■ **YOUR INSTRUCTIONS**
From the records, pick out and copy each line containing "subtitle".

..............................

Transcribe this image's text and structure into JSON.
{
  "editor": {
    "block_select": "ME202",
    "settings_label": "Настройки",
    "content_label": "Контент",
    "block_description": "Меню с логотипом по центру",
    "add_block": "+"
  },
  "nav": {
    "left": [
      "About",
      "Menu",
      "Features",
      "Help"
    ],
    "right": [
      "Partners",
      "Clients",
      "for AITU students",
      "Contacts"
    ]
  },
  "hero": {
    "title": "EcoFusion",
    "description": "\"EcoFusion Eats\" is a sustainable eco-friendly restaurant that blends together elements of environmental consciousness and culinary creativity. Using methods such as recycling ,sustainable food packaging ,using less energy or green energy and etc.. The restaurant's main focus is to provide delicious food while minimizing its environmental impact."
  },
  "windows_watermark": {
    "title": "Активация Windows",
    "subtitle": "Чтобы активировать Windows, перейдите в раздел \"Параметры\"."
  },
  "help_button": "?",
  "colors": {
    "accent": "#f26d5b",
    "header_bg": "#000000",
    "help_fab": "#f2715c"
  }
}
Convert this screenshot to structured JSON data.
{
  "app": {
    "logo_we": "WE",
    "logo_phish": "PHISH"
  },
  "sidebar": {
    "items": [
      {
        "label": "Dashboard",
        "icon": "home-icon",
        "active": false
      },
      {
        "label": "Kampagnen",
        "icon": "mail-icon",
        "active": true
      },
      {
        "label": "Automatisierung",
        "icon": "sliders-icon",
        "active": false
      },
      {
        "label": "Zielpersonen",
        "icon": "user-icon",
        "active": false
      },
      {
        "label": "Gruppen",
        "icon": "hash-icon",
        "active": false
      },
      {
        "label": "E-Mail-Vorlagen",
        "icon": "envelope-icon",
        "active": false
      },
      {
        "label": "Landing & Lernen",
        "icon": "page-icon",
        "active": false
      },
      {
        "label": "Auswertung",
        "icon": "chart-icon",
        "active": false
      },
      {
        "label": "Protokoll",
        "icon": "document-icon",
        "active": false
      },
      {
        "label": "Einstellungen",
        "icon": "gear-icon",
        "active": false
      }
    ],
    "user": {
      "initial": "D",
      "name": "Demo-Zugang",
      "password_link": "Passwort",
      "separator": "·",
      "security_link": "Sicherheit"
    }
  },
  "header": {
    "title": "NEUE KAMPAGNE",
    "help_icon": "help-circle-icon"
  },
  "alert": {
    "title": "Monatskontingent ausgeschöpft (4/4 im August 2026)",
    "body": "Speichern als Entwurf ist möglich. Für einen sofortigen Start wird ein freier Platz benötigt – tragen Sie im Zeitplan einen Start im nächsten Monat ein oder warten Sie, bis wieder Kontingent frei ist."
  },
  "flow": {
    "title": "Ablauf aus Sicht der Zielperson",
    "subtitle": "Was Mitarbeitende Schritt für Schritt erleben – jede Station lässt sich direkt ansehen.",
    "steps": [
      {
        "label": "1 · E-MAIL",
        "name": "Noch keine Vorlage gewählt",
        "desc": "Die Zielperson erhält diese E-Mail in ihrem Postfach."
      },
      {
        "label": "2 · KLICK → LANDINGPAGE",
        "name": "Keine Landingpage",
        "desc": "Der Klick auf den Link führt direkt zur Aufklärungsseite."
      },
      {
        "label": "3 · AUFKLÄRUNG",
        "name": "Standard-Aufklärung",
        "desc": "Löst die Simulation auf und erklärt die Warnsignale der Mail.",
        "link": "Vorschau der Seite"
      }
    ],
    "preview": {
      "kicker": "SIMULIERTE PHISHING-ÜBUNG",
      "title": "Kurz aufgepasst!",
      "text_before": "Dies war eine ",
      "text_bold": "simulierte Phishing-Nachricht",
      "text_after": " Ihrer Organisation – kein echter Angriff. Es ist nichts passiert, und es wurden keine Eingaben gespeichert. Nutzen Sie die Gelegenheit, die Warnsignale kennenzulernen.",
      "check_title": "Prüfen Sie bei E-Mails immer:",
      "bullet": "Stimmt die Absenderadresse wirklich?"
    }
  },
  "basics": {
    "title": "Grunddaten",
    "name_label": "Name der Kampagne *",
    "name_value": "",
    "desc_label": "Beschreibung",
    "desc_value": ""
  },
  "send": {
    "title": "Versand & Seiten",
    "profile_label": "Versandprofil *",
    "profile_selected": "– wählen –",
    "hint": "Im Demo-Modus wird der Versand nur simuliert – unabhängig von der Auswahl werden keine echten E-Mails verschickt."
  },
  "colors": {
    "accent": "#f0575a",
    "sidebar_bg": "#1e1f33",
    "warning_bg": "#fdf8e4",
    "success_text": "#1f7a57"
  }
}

..............................

■ **THE SOLUTION**
    "subtitle": "Чтобы активировать Windows, перейдите в раздел \"Параметры\"."
    "subtitle": "Was Mitarbeitende Schritt für Schritt erleben – jede Station lässt sich direkt ansehen.",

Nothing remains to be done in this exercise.